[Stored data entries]
↓
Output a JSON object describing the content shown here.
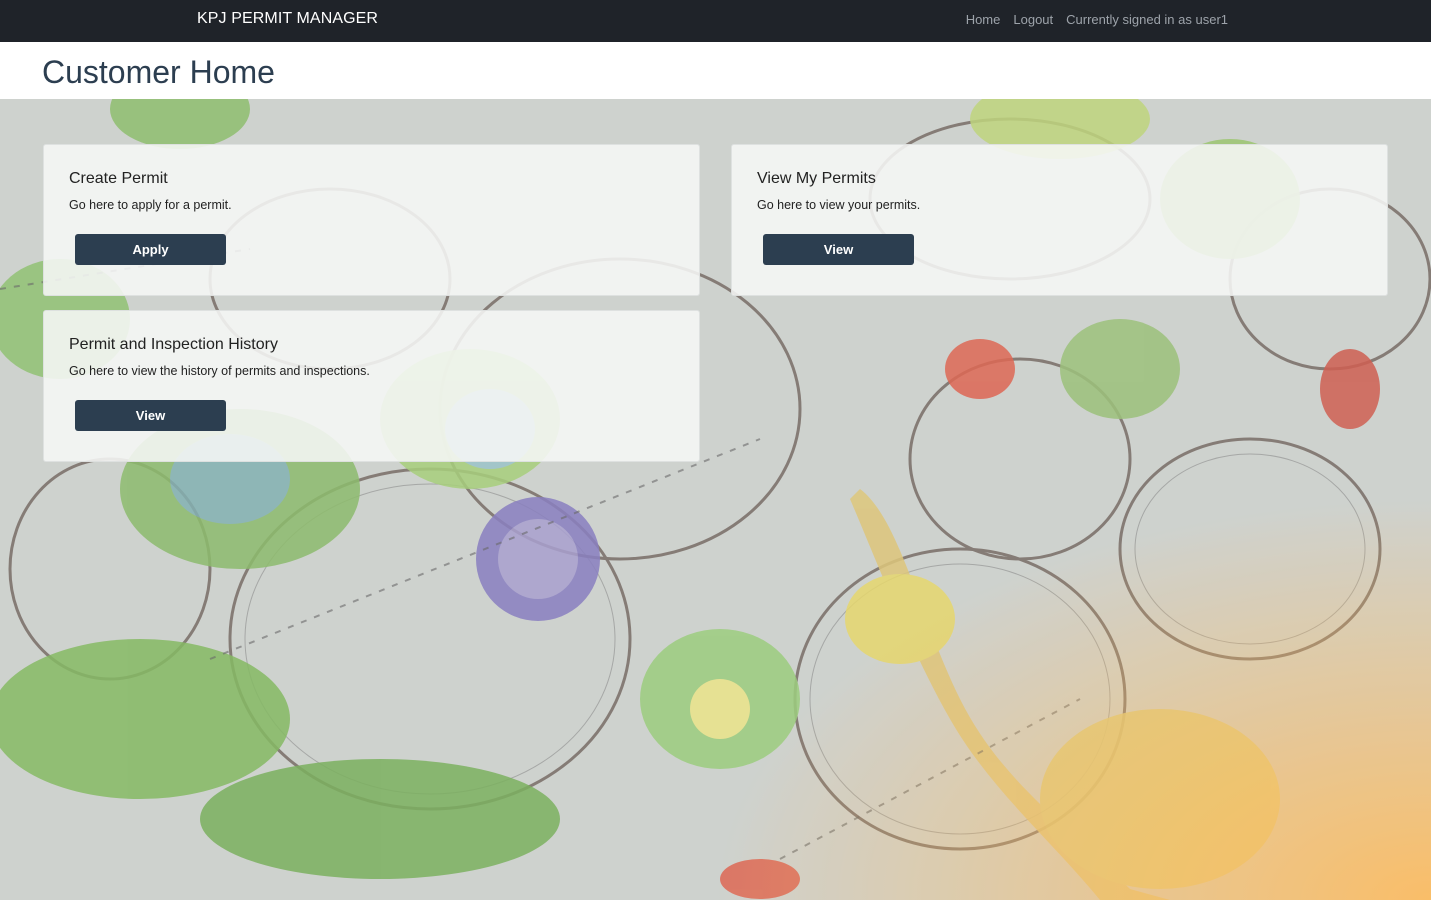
{
  "navbar": {
    "brand": "KPJ PERMIT MANAGER",
    "links": [
      "Home",
      "Logout"
    ],
    "user_text": "Currently signed in as user1"
  },
  "header": {
    "title": "Customer Home"
  },
  "cards": [
    {
      "title": "Create Permit",
      "text": "Go here to apply for a permit.",
      "button": "Apply"
    },
    {
      "title": "View My Permits",
      "text": "Go here to view your permits.",
      "button": "View"
    },
    {
      "title": "Permit and Inspection History",
      "text": "Go here to view the history of permits and inspections.",
      "button": "View"
    }
  ],
  "colors": {
    "navbar_bg": "#1f2329",
    "title_color": "#2c3e50",
    "button_bg": "#2c3e50"
  }
}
↑
#### [Exercise objective]
Using the listing, collect all lines in which the string "here" is found.

#### [Exercise output]
Output a JSON object describing the content shown here.
      "text": "Go here to apply for a permit.",
      "text": "Go here to view your permits.",
      "text": "Go here to view the history of permits and inspections.",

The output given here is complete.